Look through the lines below and extract each one that contains "which".

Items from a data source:
○ ○ ○ ○
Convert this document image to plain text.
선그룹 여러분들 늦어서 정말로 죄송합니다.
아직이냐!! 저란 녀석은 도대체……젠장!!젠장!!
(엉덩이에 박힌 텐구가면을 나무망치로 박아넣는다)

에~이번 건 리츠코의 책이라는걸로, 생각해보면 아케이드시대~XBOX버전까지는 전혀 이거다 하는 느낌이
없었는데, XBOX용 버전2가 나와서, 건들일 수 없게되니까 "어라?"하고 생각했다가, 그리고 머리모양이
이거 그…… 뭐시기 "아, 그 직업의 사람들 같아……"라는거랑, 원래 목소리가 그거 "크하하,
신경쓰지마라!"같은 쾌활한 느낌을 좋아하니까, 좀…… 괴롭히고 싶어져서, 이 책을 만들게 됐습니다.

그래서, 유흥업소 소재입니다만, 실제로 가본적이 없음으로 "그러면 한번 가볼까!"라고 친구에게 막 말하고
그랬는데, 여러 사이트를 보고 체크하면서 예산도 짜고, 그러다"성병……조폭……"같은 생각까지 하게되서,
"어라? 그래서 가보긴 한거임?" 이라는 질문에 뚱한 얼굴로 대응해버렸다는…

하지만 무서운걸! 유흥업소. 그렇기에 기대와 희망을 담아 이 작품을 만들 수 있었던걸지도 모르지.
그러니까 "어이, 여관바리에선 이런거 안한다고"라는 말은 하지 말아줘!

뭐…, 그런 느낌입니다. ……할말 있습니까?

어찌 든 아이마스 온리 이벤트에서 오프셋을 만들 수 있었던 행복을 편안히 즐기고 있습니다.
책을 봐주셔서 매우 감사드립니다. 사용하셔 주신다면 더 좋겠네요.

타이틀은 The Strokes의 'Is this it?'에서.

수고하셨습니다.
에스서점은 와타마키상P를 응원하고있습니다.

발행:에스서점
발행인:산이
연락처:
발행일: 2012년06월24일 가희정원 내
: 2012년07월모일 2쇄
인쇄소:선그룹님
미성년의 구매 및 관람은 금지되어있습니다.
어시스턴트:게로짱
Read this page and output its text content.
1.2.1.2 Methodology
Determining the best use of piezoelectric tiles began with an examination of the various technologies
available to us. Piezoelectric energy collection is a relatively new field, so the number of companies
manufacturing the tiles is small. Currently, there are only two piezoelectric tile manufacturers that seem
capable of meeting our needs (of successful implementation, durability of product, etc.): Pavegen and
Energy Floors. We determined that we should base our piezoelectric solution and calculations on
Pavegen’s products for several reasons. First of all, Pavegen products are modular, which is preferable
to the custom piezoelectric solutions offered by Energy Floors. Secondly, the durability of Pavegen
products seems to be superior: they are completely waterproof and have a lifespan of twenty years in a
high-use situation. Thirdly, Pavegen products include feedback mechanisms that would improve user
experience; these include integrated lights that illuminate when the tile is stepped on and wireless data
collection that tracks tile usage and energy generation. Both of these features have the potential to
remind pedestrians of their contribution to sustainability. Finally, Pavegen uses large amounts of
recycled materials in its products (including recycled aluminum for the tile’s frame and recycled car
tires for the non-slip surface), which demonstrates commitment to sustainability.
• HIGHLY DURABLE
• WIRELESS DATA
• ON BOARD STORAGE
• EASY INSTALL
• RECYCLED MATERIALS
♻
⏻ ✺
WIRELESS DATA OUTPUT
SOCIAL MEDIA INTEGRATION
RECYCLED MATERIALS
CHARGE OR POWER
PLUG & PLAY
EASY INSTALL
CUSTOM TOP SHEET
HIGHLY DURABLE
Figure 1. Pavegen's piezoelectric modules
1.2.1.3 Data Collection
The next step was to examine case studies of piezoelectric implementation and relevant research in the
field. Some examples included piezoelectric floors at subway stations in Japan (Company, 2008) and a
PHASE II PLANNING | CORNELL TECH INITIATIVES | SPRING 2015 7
○ ○ ○ ○
- **Result of this task**:
Pavegen’s products for several reasons. First of all, Pavegen products are modular, which is preferable
tires for the non-slip surface), which demonstrates commitment to sustainability.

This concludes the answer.